··· PAGE EXCERPT ···

A new approach to web archiving

Another highlight was the workshop on Webrecorder lead by Dragan Espenschied from Rhizome. He introduced their new tool which departs from the usual crawling method to capture web content ‘symmetrically’, which results in incredibly high-fidelity captures. The demonstration of how the tool can capture dynamic and interactive content sparked gasps of amazement from the group!

Webrecorder not only captures social media, embedded video and complex javascript (often tricky with current tools), but can actually capture the essence of an individual’s interaction with the web-content.

How it works: Webrecorder records all the content you interact with during the recording session. Users are then able to interact with the content themselves, but anything that was not viewed during the recording session will not be available to them.

Current web archiving strategies aren’t able to capture the personalised nature of web use. How to use this functionality is still a big question, as a web recording in this way would be personal to the web archivist: showing what they decided to explore, unless a systematic approach was designed by an institution. This itself would be very resource-intensive, and is arguably not where the potential of Webrecorder lies: the ability to capture dynamic content, such as net-based artworks. However, the possibility of preserving not only web content, but our interaction with it, is a very exciting development.iPRES 2016 balloon

iPRES 2016 was a fantastic opportunity to gain insight into projects happening around the world to further digital preservation. It showed me that often there are no clear answers to ‘which file format is best for that?’ or ‘how do I preserve this?’ and that seeking advice from others, and experimenting, is often the way forward. What was really clear from attending was that the strength and support of the community is the most valuable digital preservation tool available.

··· ENTRIES SUPPLIED ···

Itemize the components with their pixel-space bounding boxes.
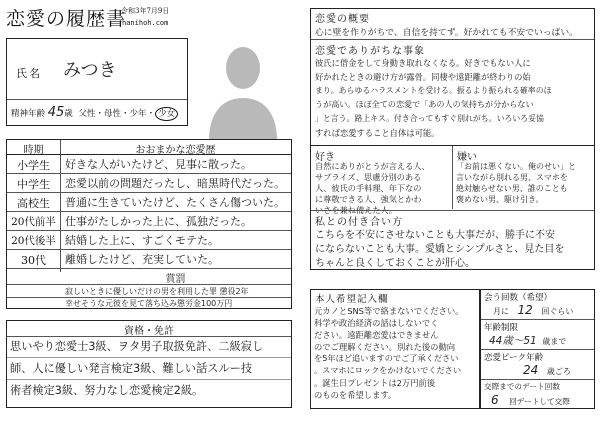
peak-heading: 恋愛ピーク年齢 [484, 353, 544, 363]
frequency-prefix: 月に [493, 307, 509, 316]
history-col-period: 時期 [23, 145, 44, 156]
history-row-text: 結婚した上に、すごくモテた。 [65, 234, 219, 247]
wishes-line: ださい。遠距離恋愛はできません [314, 330, 439, 340]
dates-row [491, 393, 570, 407]
document-date: 令和3年7月9日 [121, 7, 170, 15]
peak-suffix: 歳ごろ [546, 367, 571, 376]
history-row-period: 20代前半 [11, 216, 56, 228]
wishes-line: 科学や政治経済の話はしないでく [314, 318, 439, 328]
likes-heading: 好き [315, 152, 335, 163]
role-option: 母性 [104, 109, 122, 119]
typical-line: すれば恋愛すること自体は可能。 [315, 128, 440, 138]
role-option: 少年 [129, 109, 147, 119]
typical-line: 彼氏に借金をして身動き取れなくなる。好きでもない人に [315, 58, 531, 68]
photo-placeholder [195, 16, 291, 141]
page-title: 恋愛の履歴書 [6, 8, 127, 30]
history-row-period: 高校生 [17, 197, 50, 210]
relationship-line: こちらを不安にさせないことも大事だが、勝手に不安 [315, 230, 555, 241]
history-row-text: 普通に生きていたけど、たくさん傷ついた。 [65, 196, 285, 209]
typical-line: 好かれたときの避け方が露骨。同棲や遠距離が終わりの始 [315, 72, 531, 82]
likes-line: に尊敬できる人、強気とかわ [315, 194, 422, 204]
overview-text: 心に壁を作りがちで、自信を持てず。好かれても不安でいっぱい。 [315, 28, 578, 38]
relationship-line: にならないことも大事。愛嬌とシンプルさと、見た目を [315, 244, 565, 255]
frequency-heading: 会う回数（希望） [484, 293, 553, 303]
wishes-heading: 本人希望記入欄 [315, 294, 389, 305]
award-item: 幸せそうな元彼を見て落ち込み懲労金100万円 [65, 299, 233, 308]
frequency-suffix: 回ぐらい [541, 307, 574, 316]
typical-line: まり。あらゆるハラスメントを受ける。振るより振られる確率のほ [315, 86, 552, 95]
dislikes-heading: 嫌い [457, 152, 477, 163]
history-row-text: 好きな人がいたけど、見事に散った。 [65, 158, 252, 171]
wishes-line: を5年ほど追いますのでご了承ください [314, 353, 459, 363]
dislikes-line: 「お前は悪くない。俺のせい」と [456, 162, 576, 171]
stats-section [480, 289, 595, 409]
dates-heading: 交際までのデート回数 [484, 382, 560, 391]
dislikes-line: 言いながら別れる男、スマホを [456, 173, 568, 182]
overview-section [310, 8, 595, 156]
age-limit-value: 44歳〜51 [489, 335, 537, 347]
likes-line: 自然にありがとうが言える人、 [315, 161, 430, 171]
typical-heading: 恋愛でありがちな事象 [315, 46, 425, 57]
history-row-text: 仕事がたしかった上に、孤独だった。 [65, 215, 252, 228]
dates-suffix: 回デートして交際 [509, 397, 570, 406]
age-limit-suffix: 歳まで [542, 337, 567, 346]
wishes-line: 。誕生日プレゼントは2万円前後 [314, 378, 436, 388]
wishes-line: のでご理解ください。別れた後の動向 [314, 342, 456, 352]
dislikes-line: 絶対触らせない男、誰のことも [456, 184, 568, 193]
history-heading: おおまかな恋愛歴 [135, 145, 216, 156]
dates-value: 6 [491, 393, 499, 407]
wishes-line: 元カノとSNS等で絡まないでください。 [314, 306, 464, 316]
likes-line: サプライズ、思慮分別のある [315, 172, 422, 182]
mental-age-value: 45 [47, 105, 65, 120]
licenses-line: 思いやり恋愛士3級、ヲタ男子取扱免許、二級寂し [10, 340, 264, 353]
typical-line: うが高い。ほぼ全ての恋愛で「あの人の気持ちが分からない [315, 99, 534, 109]
history-row-period: 30代 [21, 254, 46, 267]
person-silhouette-icon [195, 16, 291, 141]
wishes-line: のものを希望します。 [314, 390, 397, 400]
history-row-period: 中学生 [17, 178, 50, 191]
frequency-value: 12 [517, 303, 533, 317]
wishes-line: 。スマホにロックをかけないでください [314, 365, 462, 375]
licenses-section [6, 320, 292, 408]
overview-heading: 恋愛の概要 [315, 14, 370, 25]
age-limit-row [489, 333, 566, 348]
site-url: hanihoh.com [122, 19, 169, 27]
preferences-section [310, 145, 595, 270]
role-option-selected: 少女 [155, 107, 178, 121]
mental-age-label: 精神年齢 [11, 109, 46, 119]
relationship-line: ちゃんと良くしておくことが肝心。 [315, 258, 475, 269]
licenses-heading: 資格・免許 [124, 326, 174, 337]
history-row-text: 恋愛以前の問題だったし、暗黒時代だった。 [65, 177, 285, 190]
mental-age-unit: 歳 [64, 109, 73, 119]
name-value: みつき [63, 60, 117, 81]
licenses-line: 術者検定3級、努力なし恋愛検定2級。 [10, 384, 204, 397]
history-row-text: 離婚したけど、充実していた。 [65, 253, 219, 266]
dislikes-line: 褒めない男、駆け引き。 [456, 195, 544, 204]
relationship-heading: 私との付き合い方 [315, 217, 403, 228]
likes-line: 人、彼氏の手料理、年下なの [315, 183, 422, 193]
role-option: 父性 [78, 109, 96, 119]
licenses-line: 師、人に優しい発言検定3級、難しい話スルー技 [10, 362, 253, 375]
wishes-section [310, 289, 480, 409]
peak-row [523, 363, 571, 377]
mental-age-row: 精神年齢 45歳 父性・母性・少年・ 少女 [11, 105, 178, 120]
history-row-period: 小学生 [17, 159, 50, 172]
history-table [6, 139, 292, 309]
history-row-period: 20代後半 [11, 235, 56, 247]
awards-heading: 賞罰 [165, 274, 186, 285]
name-label: 氏名 [16, 67, 42, 80]
typical-line: 」と言う。路上キス。付き合ってもすぐ別れがち。いろいろ妥協 [315, 114, 544, 123]
peak-value: 24 [523, 363, 539, 377]
award-item: 寂しいときに優しいだけの男を利用した罪 懲役2年 [65, 287, 249, 296]
age-limit-heading: 年齢制限 [484, 323, 519, 333]
profile-section [6, 38, 188, 126]
likes-line: いさを兼ね備えた人。 [315, 205, 397, 215]
frequency-row [493, 303, 573, 317]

···

▸ PROBLEMS:
A - Print the web archiving text in full, word for word.
B - Please update the records from the line with "peak-heading: 恋愛ピーク年齢 [484, 353, 544, 363]" up to and including the line with "dates-row [491, 393, 570, 407]", replacing "wishes-line" with "wishes-text" and keeping everything else the same. Give only those lines.

▸ EXERCISE RESPONSES:
A -
A new approach to web archiving

Another highlight was the workshop on Webrecorder lead by Dragan Espenschied from Rhizome. He introduced their new tool which departs from the usual crawling method to capture web content ‘symmetrically’, which results in incredibly high-fidelity captures. The demonstration of how the tool can capture dynamic and interactive content sparked gasps of amazement from the group!

Webrecorder not only captures social media, embedded video and complex javascript (often tricky with current tools), but can actually capture the essence of an individual’s interaction with the web-content.

How it works: Webrecorder records all the content you interact with during the recording session. Users are then able to interact with the content themselves, but anything that was not viewed during the recording session will not be available to them.

Current web archiving strategies aren’t able to capture the personalised nature of web use. How to use this functionality is still a big question, as a web recording in this way would be personal to the web archivist: showing what they decided to explore, unless a systematic approach was designed by an institution. This itself would be very resource-intensive, and is arguably not where the potential of Webrecorder lies: the ability to capture dynamic content, such as net-based artworks. However, the possibility of preserving not only web content, but our interaction with it, is a very exciting development.iPRES 2016 balloon

iPRES 2016 was a fantastic opportunity to gain insight into projects happening around the world to further digital preservation. It showed me that often there are no clear answers to ‘which file format is best for that?’ or ‘how do I preserve this?’ and that seeking advice from others, and experimenting, is often the way forward. What was really clear from attending was that the strength and support of the community is the most valuable digital preservation tool available.

B -
peak-heading: 恋愛ピーク年齢 [484, 353, 544, 363]
frequency-prefix: 月に [493, 307, 509, 316]
history-col-period: 時期 [23, 145, 44, 156]
history-row-text: 結婚した上に、すごくモテた。 [65, 234, 219, 247]
wishes-text: ださい。遠距離恋愛はできません [314, 330, 439, 340]
dates-row [491, 393, 570, 407]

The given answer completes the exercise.